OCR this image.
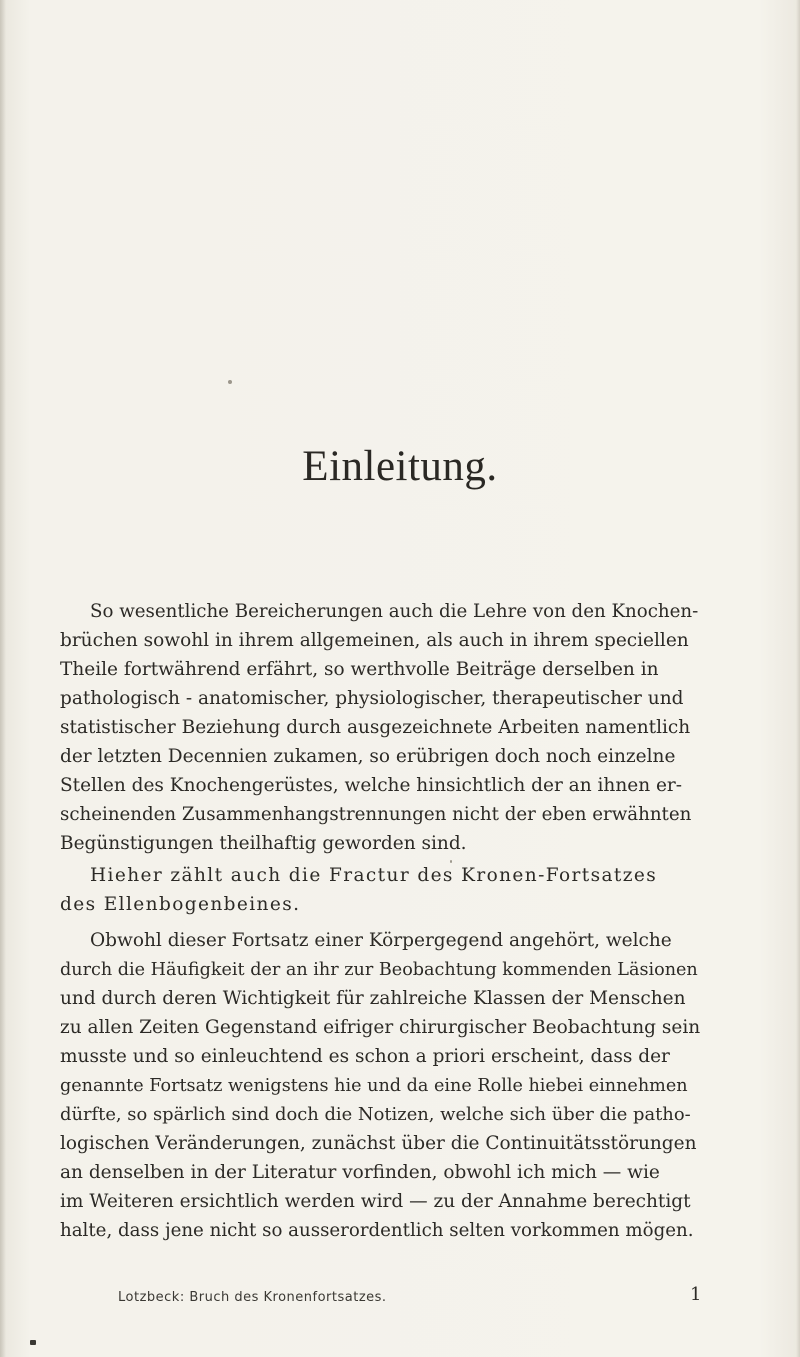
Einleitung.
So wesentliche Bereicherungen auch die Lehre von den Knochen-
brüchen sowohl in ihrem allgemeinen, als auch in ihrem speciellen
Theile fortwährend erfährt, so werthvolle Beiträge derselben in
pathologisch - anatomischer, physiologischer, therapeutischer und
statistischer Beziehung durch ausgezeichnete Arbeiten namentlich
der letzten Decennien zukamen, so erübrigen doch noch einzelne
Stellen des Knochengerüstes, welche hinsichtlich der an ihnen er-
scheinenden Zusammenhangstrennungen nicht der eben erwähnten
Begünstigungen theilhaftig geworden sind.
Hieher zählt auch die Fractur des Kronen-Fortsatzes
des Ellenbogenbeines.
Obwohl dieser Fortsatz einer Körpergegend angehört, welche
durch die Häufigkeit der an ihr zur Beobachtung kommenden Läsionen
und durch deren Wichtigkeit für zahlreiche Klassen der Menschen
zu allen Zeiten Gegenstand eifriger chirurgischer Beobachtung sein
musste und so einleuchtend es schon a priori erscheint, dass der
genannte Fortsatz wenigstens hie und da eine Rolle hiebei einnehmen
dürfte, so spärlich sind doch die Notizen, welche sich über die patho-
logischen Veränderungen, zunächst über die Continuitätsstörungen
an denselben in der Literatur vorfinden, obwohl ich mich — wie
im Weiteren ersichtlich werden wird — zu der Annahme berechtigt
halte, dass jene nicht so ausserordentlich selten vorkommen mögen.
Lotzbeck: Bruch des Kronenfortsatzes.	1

*Task instructions*:
Nothing in the entries above should change when they are printed again, except that the pictures are dropped.

*Solution to this exercise*:
OCR this image.
Einleitung.
So wesentliche Bereicherungen auch die Lehre von den Knochen-
brüchen sowohl in ihrem allgemeinen, als auch in ihrem speciellen
Theile fortwährend erfährt, so werthvolle Beiträge derselben in
pathologisch - anatomischer, physiologischer, therapeutischer und
statistischer Beziehung durch ausgezeichnete Arbeiten namentlich
der letzten Decennien zukamen, so erübrigen doch noch einzelne
Stellen des Knochengerüstes, welche hinsichtlich der an ihnen er-
scheinenden Zusammenhangstrennungen nicht der eben erwähnten
Begünstigungen theilhaftig geworden sind.
Hieher zählt auch die Fractur des Kronen-Fortsatzes
des Ellenbogenbeines.
Obwohl dieser Fortsatz einer Körpergegend angehört, welche
durch die Häufigkeit der an ihr zur Beobachtung kommenden Läsionen
und durch deren Wichtigkeit für zahlreiche Klassen der Menschen
zu allen Zeiten Gegenstand eifriger chirurgischer Beobachtung sein
musste und so einleuchtend es schon a priori erscheint, dass der
genannte Fortsatz wenigstens hie und da eine Rolle hiebei einnehmen
dürfte, so spärlich sind doch die Notizen, welche sich über die patho-
logischen Veränderungen, zunächst über die Continuitätsstörungen
an denselben in der Literatur vorfinden, obwohl ich mich — wie
im Weiteren ersichtlich werden wird — zu der Annahme berechtigt
halte, dass jene nicht so ausserordentlich selten vorkommen mögen.
Lotzbeck: Bruch des Kronenfortsatzes.	1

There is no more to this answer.